## [Written task]
Review the material line by line. Identify and copy every line that contains the string "Meat".

(Figure contents as structured data)
● ● ● ● ● ● ●

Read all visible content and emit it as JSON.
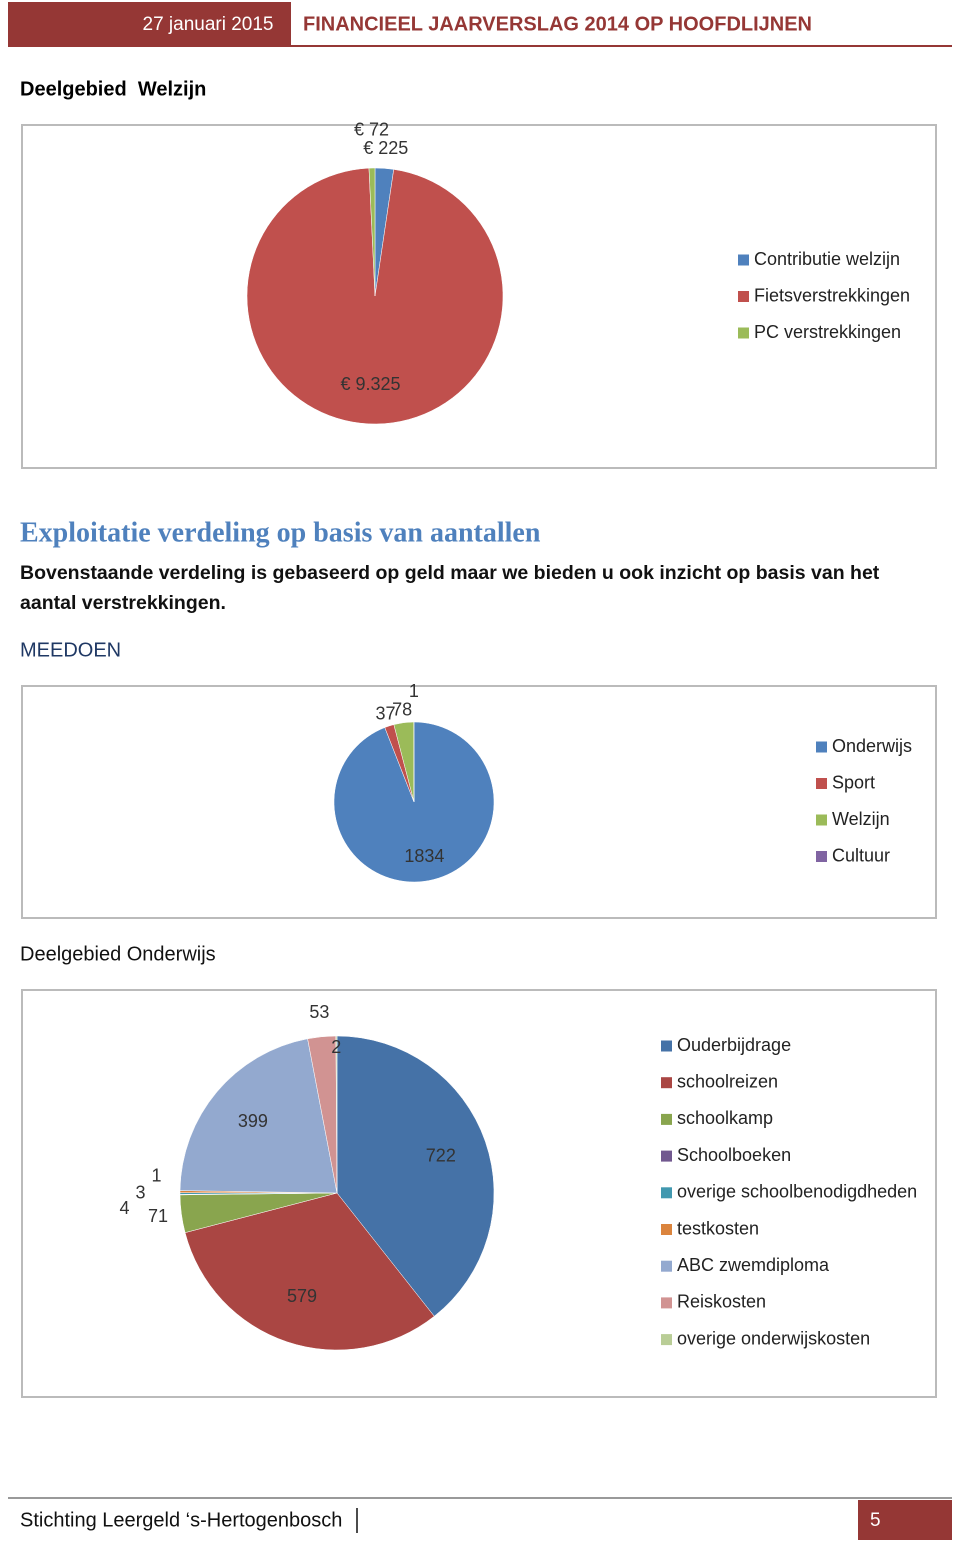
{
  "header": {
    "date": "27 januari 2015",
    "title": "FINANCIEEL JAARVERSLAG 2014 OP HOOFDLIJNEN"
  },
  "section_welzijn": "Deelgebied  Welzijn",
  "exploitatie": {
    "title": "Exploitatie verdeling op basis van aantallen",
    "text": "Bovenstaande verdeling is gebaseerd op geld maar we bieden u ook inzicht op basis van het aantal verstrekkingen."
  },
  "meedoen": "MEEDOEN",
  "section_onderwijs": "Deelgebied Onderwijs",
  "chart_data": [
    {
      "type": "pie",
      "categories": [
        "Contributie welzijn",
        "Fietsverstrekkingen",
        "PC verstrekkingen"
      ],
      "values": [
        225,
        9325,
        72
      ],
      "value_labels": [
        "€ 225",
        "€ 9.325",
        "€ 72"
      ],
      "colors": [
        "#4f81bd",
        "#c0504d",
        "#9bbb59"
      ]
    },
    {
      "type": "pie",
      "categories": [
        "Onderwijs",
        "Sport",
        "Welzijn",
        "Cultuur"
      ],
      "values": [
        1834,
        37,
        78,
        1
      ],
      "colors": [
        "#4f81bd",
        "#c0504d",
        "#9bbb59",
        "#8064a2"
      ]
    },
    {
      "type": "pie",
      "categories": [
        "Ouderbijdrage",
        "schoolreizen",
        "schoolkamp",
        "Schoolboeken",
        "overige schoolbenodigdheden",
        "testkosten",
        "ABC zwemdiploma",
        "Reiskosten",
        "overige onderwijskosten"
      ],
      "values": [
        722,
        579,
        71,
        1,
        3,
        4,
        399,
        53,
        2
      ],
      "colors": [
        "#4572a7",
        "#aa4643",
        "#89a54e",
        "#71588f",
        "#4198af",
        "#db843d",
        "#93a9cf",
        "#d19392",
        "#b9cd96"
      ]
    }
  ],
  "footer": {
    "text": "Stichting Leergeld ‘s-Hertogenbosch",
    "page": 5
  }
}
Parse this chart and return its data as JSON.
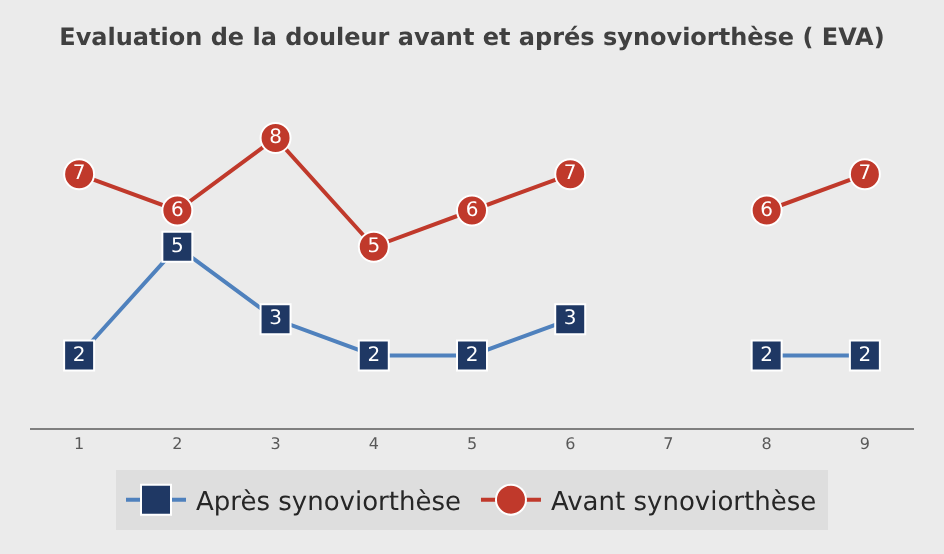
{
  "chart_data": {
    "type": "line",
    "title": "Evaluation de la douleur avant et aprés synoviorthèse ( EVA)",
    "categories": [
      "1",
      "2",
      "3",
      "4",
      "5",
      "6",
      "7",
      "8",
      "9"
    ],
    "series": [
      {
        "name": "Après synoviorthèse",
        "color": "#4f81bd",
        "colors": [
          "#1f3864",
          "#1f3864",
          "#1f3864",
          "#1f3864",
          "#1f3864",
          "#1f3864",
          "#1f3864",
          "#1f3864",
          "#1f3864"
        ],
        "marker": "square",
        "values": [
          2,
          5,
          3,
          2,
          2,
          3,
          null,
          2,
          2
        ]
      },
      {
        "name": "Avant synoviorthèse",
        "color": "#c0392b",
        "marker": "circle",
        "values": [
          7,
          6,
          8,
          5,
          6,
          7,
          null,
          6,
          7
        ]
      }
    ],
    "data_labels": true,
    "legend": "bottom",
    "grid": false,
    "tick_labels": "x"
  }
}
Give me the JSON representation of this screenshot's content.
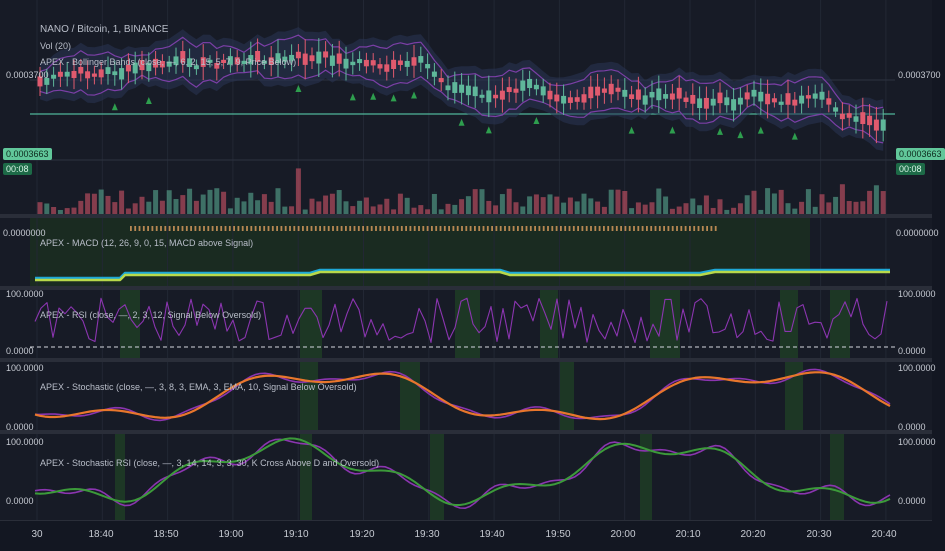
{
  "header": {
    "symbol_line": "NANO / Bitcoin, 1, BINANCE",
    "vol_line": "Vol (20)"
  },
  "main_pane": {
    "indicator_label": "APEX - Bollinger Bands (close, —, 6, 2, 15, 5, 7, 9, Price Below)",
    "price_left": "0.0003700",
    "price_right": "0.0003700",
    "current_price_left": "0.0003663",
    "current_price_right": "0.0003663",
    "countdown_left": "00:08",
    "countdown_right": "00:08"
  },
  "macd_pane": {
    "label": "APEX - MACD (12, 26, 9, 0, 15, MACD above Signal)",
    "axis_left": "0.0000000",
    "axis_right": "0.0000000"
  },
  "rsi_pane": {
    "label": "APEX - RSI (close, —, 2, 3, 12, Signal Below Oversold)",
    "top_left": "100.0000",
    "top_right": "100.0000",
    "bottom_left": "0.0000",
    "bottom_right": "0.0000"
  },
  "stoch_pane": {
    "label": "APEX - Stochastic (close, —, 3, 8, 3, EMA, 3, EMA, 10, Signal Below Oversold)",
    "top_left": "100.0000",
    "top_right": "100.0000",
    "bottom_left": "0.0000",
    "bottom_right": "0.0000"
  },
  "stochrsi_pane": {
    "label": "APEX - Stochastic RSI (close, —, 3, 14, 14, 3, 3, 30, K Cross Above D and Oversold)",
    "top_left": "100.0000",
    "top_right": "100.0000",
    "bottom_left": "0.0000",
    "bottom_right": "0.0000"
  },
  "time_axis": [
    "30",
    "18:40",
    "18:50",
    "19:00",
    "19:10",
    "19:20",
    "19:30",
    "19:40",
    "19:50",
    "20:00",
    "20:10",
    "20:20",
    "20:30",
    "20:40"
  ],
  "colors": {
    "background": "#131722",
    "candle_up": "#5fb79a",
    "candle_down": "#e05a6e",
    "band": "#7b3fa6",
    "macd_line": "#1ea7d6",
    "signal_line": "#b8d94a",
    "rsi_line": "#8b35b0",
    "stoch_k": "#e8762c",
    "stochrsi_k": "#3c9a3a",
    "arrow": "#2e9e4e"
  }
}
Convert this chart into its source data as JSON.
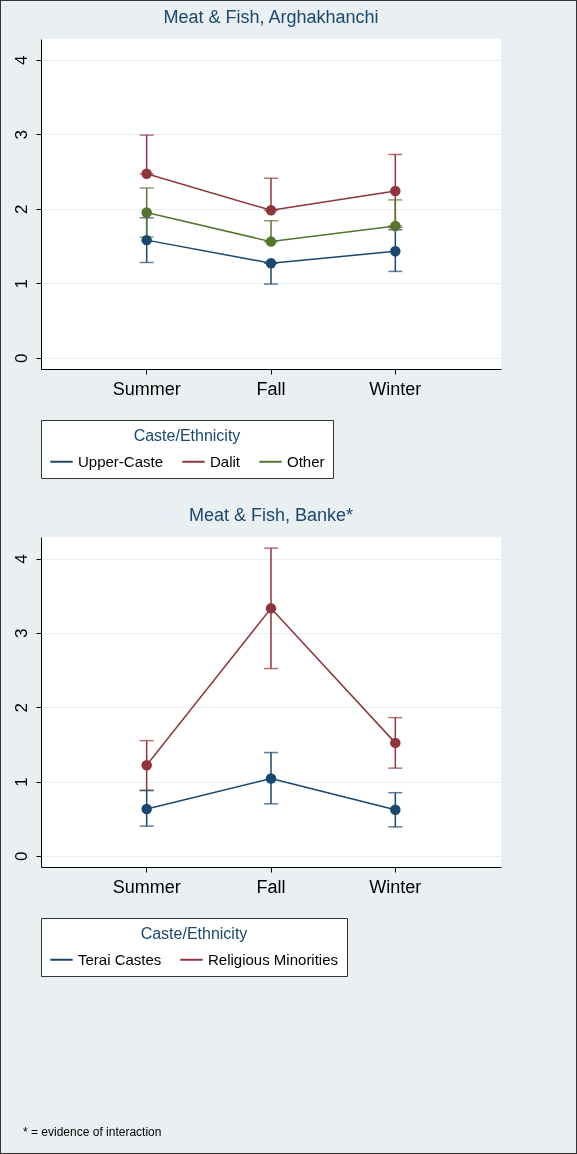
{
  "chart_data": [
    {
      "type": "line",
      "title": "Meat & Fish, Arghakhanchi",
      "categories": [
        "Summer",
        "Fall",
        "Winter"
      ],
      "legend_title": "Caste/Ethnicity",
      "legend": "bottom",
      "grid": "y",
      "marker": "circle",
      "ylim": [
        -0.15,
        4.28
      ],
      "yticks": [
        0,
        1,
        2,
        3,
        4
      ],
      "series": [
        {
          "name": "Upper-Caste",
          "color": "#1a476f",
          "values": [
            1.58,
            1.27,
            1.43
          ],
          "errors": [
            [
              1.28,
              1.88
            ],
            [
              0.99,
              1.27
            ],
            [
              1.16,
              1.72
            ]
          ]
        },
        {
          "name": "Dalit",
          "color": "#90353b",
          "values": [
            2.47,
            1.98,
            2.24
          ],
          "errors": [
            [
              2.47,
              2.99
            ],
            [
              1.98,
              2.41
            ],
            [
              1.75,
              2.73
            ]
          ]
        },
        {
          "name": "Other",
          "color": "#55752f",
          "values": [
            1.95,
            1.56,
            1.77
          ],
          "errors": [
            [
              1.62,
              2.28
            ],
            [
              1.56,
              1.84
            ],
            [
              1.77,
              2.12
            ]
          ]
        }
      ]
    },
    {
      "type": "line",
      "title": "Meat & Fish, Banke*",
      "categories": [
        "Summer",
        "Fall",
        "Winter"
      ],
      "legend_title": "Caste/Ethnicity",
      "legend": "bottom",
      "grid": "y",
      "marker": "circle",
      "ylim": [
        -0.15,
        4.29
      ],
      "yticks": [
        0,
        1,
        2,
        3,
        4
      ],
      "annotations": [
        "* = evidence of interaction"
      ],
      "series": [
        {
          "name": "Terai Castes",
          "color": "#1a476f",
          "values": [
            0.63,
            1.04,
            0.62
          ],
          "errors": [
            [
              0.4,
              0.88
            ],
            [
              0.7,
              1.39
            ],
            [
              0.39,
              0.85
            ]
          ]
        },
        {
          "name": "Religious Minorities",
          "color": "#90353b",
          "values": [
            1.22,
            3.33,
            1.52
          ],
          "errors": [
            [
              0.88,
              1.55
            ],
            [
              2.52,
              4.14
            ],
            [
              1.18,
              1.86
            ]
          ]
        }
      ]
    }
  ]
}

● ● ● ● ● ● ●

## [Task answer]
      "title": "Meat & Fish, Arghakhanchi",
      "title": "Meat & Fish, Banke*",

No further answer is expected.